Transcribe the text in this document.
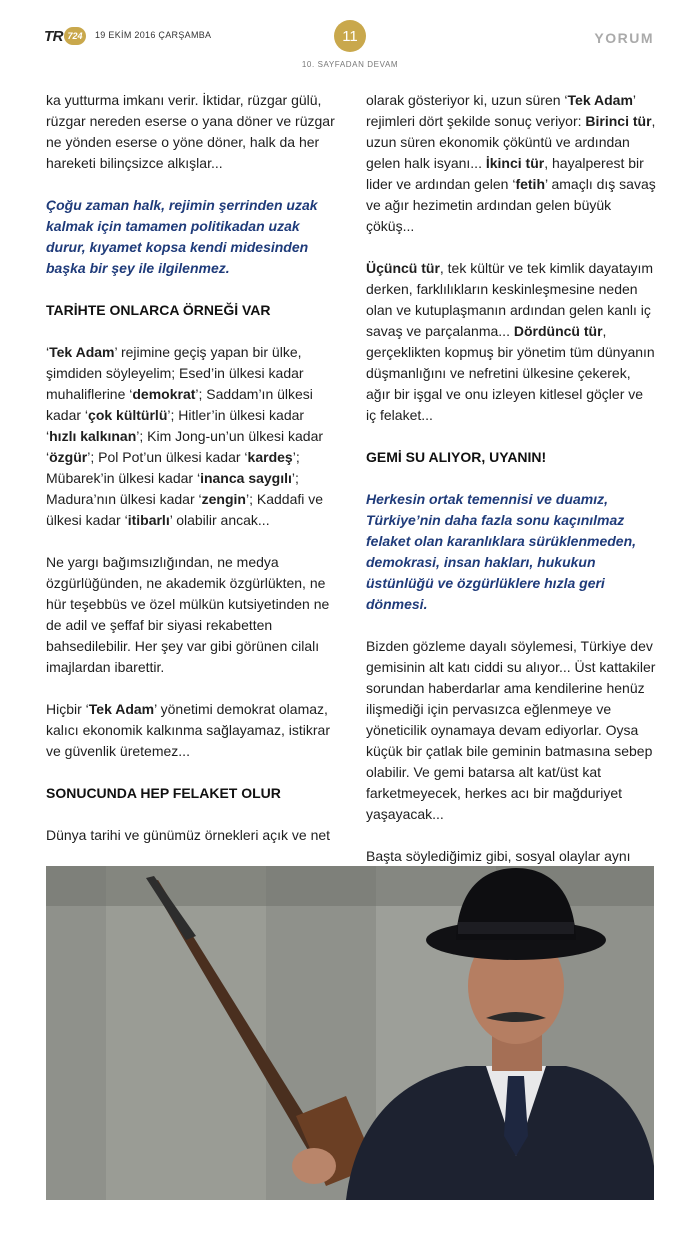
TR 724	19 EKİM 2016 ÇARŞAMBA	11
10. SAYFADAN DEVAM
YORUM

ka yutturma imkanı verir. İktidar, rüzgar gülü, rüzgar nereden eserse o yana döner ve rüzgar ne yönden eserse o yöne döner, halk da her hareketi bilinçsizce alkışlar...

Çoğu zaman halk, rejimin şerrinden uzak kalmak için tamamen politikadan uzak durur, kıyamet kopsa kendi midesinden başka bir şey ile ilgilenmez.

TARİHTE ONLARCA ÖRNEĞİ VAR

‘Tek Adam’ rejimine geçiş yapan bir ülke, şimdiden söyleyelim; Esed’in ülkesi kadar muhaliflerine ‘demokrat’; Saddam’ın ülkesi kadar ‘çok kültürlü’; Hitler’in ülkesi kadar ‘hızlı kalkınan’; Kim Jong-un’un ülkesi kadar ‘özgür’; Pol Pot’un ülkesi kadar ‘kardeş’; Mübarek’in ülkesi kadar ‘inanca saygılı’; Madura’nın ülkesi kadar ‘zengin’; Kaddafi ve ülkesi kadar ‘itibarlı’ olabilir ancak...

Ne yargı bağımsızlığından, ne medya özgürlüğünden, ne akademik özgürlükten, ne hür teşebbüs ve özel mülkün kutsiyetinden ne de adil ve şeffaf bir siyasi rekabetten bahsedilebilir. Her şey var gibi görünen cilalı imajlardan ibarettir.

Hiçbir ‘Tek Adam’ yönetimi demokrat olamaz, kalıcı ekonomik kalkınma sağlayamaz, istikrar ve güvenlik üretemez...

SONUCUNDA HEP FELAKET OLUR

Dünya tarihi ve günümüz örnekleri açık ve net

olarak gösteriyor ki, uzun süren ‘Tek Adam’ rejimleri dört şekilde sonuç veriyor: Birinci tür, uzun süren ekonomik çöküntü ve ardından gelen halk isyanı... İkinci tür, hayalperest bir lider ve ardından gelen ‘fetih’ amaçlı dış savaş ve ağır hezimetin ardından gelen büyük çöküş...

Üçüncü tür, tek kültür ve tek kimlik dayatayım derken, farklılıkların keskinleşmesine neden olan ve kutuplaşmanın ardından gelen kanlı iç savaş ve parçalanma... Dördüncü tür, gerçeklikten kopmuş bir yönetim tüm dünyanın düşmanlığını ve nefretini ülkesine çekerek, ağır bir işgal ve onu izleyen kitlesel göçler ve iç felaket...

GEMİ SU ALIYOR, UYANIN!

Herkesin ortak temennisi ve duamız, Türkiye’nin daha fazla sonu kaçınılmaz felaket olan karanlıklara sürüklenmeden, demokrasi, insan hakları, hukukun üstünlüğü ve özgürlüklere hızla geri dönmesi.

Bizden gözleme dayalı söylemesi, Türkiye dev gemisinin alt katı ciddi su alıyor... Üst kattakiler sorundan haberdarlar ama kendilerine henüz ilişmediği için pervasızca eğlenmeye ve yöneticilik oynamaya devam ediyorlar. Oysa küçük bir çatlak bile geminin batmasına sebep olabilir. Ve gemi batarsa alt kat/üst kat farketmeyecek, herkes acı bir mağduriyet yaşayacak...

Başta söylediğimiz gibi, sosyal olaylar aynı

----------------------------------------

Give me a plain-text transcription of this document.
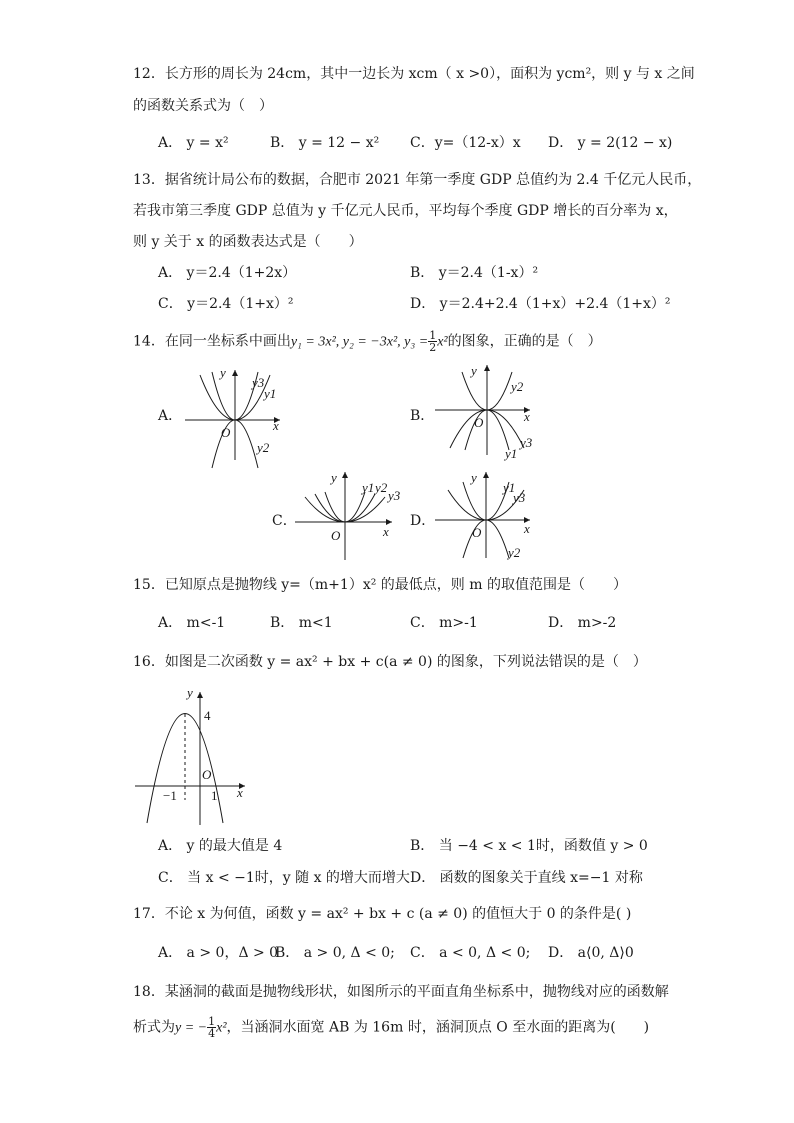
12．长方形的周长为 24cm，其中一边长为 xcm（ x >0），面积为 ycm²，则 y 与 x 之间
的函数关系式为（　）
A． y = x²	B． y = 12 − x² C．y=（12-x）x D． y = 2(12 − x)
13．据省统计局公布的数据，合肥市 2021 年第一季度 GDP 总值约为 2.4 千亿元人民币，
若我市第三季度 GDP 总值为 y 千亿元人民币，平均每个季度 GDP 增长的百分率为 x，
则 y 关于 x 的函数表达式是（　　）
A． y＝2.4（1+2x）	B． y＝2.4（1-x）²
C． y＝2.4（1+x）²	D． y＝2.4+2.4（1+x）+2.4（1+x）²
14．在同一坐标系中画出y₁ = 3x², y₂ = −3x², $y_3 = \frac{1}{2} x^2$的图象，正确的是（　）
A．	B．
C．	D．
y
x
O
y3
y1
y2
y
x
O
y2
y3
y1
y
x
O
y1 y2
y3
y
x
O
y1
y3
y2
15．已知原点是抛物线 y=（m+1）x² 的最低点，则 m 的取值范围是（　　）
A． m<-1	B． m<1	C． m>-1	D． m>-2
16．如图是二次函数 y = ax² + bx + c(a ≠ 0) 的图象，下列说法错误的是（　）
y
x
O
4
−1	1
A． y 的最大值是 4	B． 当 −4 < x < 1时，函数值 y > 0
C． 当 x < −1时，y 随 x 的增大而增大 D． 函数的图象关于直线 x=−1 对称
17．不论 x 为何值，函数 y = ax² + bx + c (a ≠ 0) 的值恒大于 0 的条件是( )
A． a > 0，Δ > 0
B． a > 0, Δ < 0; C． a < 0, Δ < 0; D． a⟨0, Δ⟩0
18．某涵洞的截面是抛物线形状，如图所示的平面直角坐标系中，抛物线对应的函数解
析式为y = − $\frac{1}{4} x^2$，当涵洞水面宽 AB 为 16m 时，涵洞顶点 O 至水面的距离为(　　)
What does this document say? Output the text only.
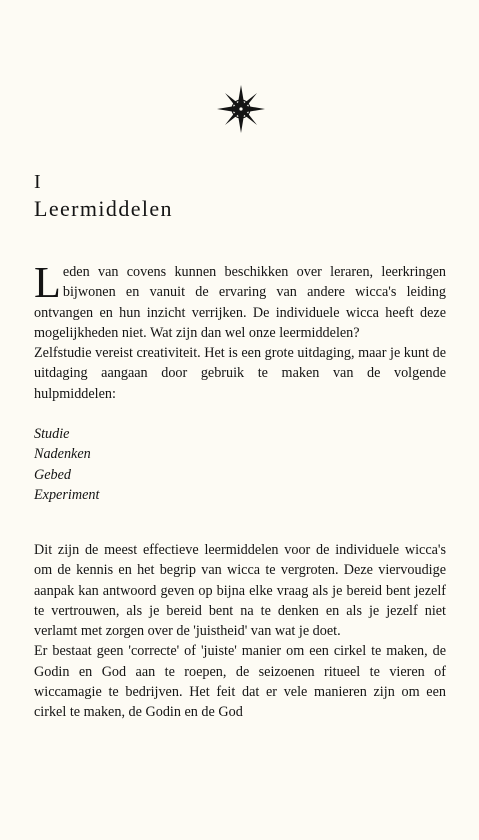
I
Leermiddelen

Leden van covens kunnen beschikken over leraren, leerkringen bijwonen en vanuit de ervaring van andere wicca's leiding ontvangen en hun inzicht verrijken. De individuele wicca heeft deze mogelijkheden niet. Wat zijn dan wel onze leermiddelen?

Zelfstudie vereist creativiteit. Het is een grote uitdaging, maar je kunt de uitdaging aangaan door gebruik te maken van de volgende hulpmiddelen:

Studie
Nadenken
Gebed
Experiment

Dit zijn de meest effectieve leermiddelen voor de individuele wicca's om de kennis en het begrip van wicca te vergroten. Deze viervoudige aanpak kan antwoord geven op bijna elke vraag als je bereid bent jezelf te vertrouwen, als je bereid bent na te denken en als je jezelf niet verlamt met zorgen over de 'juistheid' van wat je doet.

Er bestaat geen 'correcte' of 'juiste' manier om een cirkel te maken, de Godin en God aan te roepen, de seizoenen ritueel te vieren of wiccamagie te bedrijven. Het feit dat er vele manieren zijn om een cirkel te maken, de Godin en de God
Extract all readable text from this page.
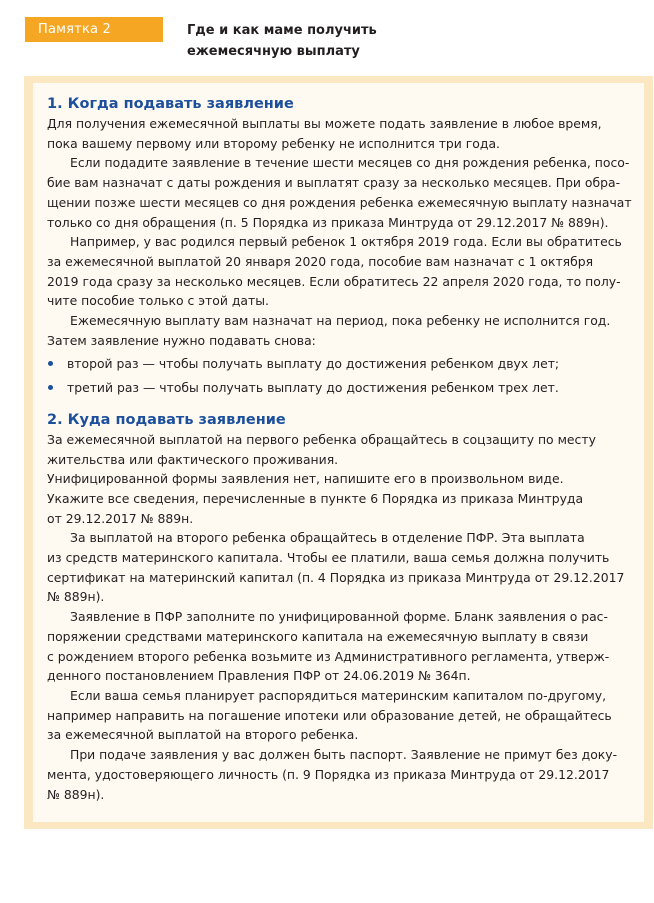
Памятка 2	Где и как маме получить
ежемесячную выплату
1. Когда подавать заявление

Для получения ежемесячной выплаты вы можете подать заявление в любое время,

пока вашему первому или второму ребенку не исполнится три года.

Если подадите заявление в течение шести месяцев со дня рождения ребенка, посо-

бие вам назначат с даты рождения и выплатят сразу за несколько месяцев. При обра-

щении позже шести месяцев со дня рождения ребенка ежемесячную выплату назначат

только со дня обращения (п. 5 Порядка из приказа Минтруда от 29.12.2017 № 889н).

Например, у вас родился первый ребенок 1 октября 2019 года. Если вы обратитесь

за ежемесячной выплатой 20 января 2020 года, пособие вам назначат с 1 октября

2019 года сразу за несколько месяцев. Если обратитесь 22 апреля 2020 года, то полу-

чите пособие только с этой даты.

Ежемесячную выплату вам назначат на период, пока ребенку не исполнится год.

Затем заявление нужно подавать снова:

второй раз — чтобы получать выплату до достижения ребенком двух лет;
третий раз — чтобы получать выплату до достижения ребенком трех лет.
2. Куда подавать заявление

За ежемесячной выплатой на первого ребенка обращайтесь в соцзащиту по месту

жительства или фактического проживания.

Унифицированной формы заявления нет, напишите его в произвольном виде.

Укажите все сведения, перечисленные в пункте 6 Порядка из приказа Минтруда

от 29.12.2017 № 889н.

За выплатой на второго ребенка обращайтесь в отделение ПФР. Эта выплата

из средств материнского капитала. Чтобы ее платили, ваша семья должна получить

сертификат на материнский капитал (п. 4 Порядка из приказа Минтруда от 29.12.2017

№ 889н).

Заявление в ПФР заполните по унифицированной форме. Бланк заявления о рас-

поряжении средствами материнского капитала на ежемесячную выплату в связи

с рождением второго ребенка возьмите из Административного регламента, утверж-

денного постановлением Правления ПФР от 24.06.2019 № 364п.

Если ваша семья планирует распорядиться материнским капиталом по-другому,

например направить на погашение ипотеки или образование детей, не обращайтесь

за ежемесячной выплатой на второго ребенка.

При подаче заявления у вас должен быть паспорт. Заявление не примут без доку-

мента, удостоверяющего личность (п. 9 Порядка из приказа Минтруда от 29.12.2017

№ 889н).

----------------------------------------

● **WHAT THE EXERCISE ASKS**: From the listing above, copy out each line where the word "frac" appears.

● **COMPLETED TASK**:
14．在同一坐标系中画出y₁ = 3x², y₂ = −3x², $y_3 = \frac{1}{2} x^2$的图象，正确的是（　）
析式为y = − $\frac{1}{4} x^2$，当涵洞水面宽 AB 为 16m 时，涵洞顶点 O 至水面的距离为(　　)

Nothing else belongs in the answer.